= DESCRIPTION OF THE TASK =
Restate all of the entries exactly, dropping any pictures they hold.

= SUPPLIED DATA =
* * *

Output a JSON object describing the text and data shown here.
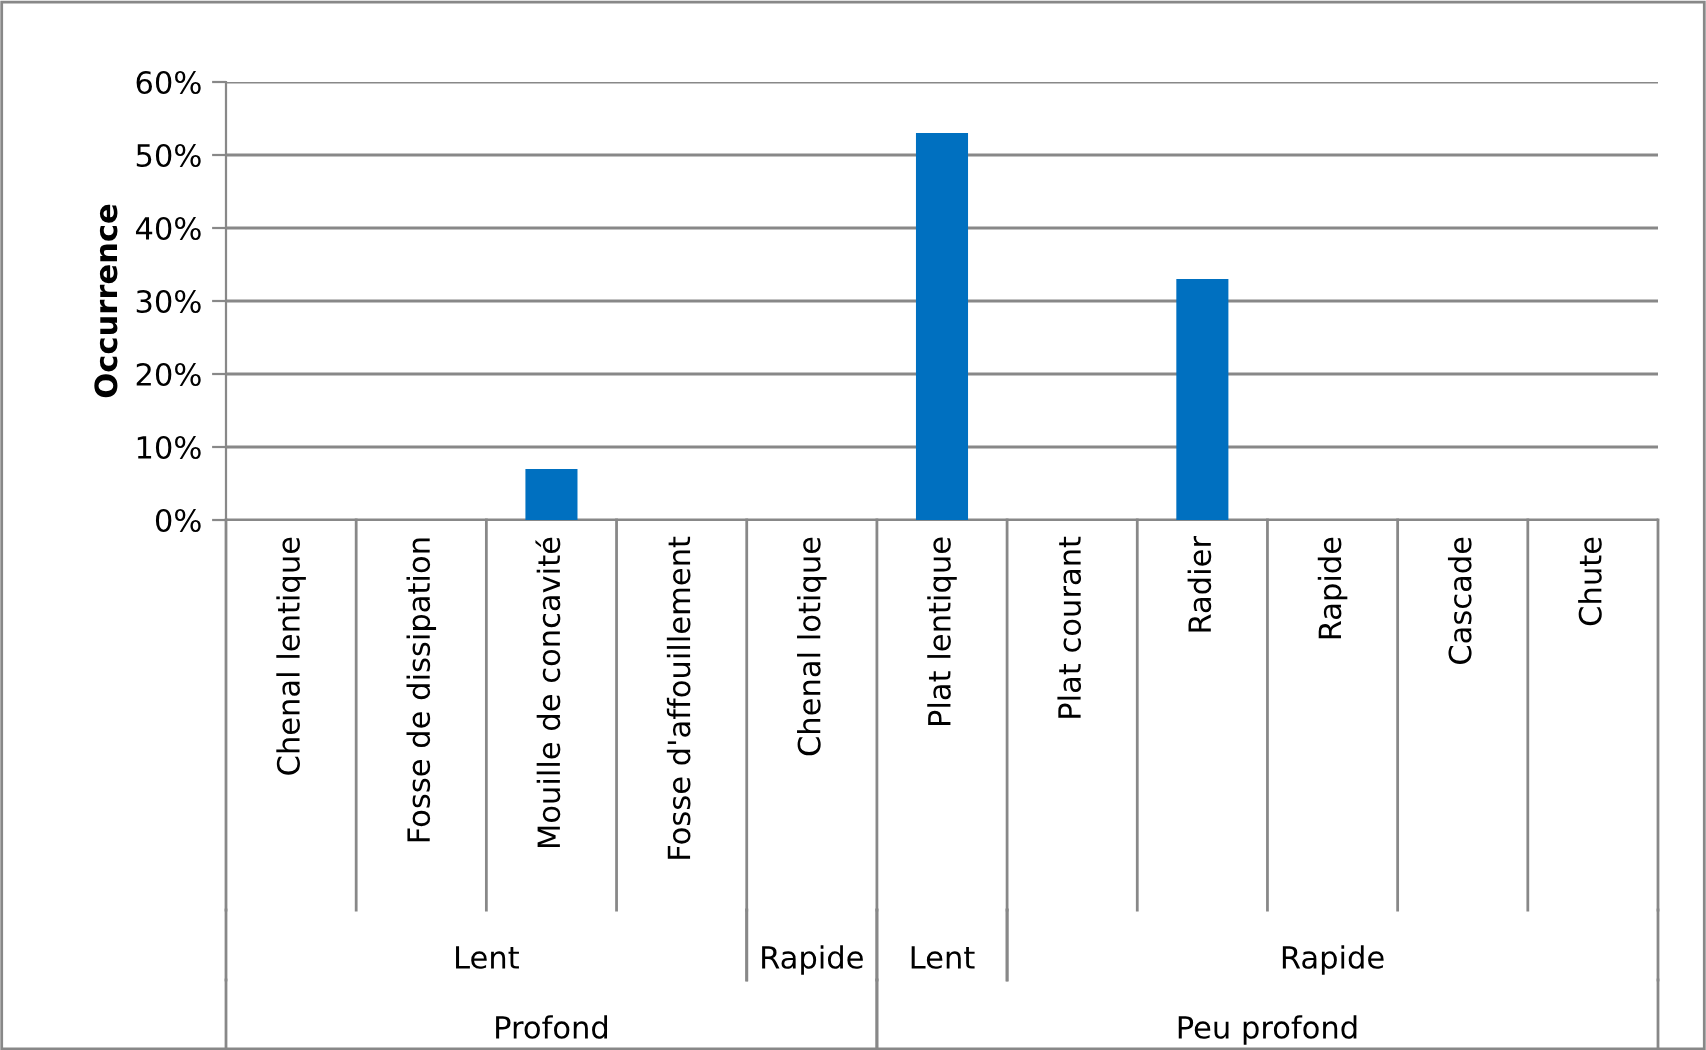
{
  "chart_data": {
    "type": "bar",
    "ylabel": "Occurrence",
    "categories": [
      "Chenal lentique",
      "Fosse de dissipation",
      "Mouille de concavité",
      "Fosse d'affouillement",
      "Chenal lotique",
      "Plat lentique",
      "Plat courant",
      "Radier",
      "Rapide",
      "Cascade",
      "Chute"
    ],
    "values": [
      0,
      0,
      7,
      0,
      0,
      53,
      0,
      33,
      0,
      0,
      0
    ],
    "color": "#0070c0",
    "ylim": [
      0,
      60
    ],
    "yticks": [
      {
        "value": 0,
        "label": "0%"
      },
      {
        "value": 10,
        "label": "10%"
      },
      {
        "value": 20,
        "label": "20%"
      },
      {
        "value": 30,
        "label": "30%"
      },
      {
        "value": 40,
        "label": "40%"
      },
      {
        "value": 50,
        "label": "50%"
      },
      {
        "value": 60,
        "label": "60%"
      }
    ],
    "grid": "y",
    "annotations": [
      "Lent",
      "Rapide",
      "Lent",
      "Rapide",
      "Profond",
      "Peu profond"
    ]
  }
}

* * *

= SOLUTION =
Output a JSON object describing the text and data shown here.
{
  "chart_data": {
    "type": "bar",
    "ylabel": "Occurrence",
    "categories": [
      "Chenal lentique",
      "Fosse de dissipation",
      "Mouille de concavité",
      "Fosse d'affouillement",
      "Chenal lotique",
      "Plat lentique",
      "Plat courant",
      "Radier",
      "Rapide",
      "Cascade",
      "Chute"
    ],
    "values": [
      0,
      0,
      7,
      0,
      0,
      53,
      0,
      33,
      0,
      0,
      0
    ],
    "color": "#0070c0",
    "ylim": [
      0,
      60
    ],
    "yticks": [
      {
        "value": 0,
        "label": "0%"
      },
      {
        "value": 10,
        "label": "10%"
      },
      {
        "value": 20,
        "label": "20%"
      },
      {
        "value": 30,
        "label": "30%"
      },
      {
        "value": 40,
        "label": "40%"
      },
      {
        "value": 50,
        "label": "50%"
      },
      {
        "value": 60,
        "label": "60%"
      }
    ],
    "grid": "y",
    "annotations": [
      "Lent",
      "Rapide",
      "Lent",
      "Rapide",
      "Profond",
      "Peu profond"
    ]
  }
}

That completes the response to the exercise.